MATERIAL SUPPLIED:

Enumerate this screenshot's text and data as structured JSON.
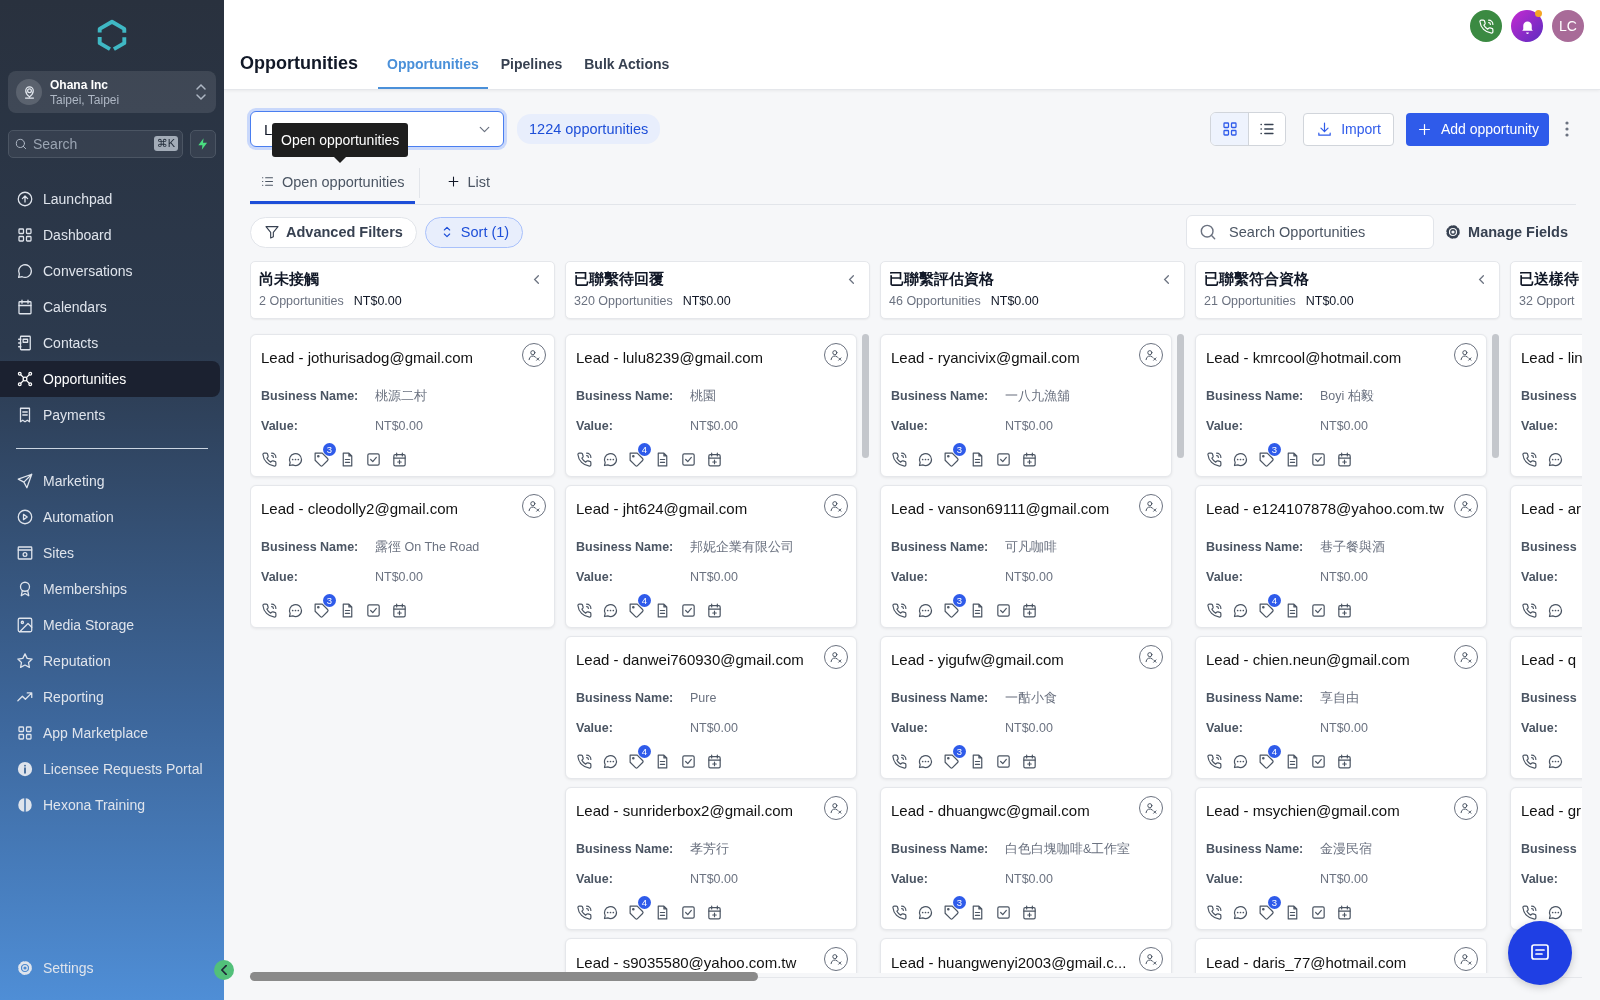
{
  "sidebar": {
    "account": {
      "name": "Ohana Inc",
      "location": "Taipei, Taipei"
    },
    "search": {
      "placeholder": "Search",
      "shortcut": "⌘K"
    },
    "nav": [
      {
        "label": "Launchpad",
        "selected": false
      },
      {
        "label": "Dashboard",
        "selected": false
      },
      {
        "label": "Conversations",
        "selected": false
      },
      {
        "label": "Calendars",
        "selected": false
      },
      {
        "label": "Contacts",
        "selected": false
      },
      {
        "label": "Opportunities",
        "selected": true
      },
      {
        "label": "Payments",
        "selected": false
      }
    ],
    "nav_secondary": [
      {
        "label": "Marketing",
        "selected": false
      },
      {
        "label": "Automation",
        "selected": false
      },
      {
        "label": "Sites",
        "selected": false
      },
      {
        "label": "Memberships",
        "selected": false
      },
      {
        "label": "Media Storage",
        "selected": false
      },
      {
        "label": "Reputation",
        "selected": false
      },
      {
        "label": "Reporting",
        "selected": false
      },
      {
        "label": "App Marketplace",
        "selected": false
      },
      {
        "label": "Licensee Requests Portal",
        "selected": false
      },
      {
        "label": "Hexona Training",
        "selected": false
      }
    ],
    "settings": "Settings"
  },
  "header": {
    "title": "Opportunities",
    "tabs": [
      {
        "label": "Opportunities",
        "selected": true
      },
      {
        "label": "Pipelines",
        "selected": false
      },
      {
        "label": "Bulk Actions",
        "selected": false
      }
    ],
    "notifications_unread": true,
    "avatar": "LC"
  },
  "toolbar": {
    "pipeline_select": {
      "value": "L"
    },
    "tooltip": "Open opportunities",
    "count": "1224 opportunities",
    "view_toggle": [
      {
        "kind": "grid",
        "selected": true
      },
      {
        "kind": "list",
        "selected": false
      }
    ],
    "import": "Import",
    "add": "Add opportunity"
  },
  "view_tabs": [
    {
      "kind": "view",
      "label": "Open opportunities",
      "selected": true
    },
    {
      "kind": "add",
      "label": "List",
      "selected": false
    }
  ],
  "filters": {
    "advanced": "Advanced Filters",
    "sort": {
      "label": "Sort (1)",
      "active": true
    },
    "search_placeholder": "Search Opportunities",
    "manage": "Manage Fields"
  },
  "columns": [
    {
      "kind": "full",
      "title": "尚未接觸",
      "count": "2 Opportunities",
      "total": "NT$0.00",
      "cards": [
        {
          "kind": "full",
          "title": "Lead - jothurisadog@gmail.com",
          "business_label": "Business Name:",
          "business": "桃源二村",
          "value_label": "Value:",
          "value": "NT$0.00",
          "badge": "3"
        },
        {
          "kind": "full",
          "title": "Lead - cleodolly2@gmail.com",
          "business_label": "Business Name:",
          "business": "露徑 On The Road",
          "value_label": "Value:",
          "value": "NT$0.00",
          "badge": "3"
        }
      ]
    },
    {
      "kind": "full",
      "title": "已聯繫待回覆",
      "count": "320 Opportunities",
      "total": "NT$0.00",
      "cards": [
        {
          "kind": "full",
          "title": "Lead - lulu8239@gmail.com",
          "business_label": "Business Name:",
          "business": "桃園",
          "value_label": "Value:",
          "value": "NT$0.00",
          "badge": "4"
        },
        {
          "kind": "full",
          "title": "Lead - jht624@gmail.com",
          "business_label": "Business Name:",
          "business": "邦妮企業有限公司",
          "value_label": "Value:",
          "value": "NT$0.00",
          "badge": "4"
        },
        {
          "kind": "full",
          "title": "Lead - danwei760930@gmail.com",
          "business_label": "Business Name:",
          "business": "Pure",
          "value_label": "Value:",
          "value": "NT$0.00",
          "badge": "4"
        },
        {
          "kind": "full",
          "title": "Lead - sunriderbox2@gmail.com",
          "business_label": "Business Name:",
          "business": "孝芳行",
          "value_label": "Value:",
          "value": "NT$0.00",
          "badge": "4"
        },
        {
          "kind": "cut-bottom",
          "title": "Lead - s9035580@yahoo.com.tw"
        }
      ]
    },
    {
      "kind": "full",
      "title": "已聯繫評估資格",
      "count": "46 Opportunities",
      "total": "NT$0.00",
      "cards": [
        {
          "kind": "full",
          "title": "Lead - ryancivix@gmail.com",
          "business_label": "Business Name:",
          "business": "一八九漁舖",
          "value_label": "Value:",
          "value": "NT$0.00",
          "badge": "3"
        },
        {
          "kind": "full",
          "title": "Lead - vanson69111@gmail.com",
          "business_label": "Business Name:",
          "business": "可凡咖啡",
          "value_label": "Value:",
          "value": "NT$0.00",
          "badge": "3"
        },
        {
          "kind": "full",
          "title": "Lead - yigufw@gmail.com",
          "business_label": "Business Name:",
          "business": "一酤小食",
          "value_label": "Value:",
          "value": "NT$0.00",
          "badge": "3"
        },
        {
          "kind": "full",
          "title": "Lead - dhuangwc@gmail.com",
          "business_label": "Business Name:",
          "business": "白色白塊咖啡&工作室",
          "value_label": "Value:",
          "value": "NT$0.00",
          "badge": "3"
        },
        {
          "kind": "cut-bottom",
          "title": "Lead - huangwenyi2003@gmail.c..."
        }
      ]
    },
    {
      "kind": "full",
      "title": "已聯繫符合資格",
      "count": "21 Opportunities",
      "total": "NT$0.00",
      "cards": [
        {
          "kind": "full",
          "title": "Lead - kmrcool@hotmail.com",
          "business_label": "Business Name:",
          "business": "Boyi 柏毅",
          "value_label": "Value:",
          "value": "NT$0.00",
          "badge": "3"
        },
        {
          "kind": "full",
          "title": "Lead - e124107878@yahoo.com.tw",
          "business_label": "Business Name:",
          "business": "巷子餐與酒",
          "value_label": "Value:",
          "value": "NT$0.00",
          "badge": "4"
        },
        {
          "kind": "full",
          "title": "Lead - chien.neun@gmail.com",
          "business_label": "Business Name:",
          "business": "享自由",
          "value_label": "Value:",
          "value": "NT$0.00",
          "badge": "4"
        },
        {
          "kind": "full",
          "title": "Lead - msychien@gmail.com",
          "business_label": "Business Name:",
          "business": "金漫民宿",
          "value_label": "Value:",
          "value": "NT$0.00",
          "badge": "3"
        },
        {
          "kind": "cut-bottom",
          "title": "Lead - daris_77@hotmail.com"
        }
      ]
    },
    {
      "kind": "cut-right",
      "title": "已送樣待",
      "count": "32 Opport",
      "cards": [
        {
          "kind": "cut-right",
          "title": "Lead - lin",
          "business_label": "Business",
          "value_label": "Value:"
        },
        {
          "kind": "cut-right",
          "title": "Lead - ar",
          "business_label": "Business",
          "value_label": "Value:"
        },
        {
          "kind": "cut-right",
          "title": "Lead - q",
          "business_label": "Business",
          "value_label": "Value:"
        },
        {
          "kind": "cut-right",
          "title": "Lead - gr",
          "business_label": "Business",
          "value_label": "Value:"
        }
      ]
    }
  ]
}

SHORT TASK:
From the data above, gather every line that includes the word "hotmail".

WRITTEN ANSWER:
          "title": "Lead - kmrcool@hotmail.com",
          "title": "Lead - daris_77@hotmail.com"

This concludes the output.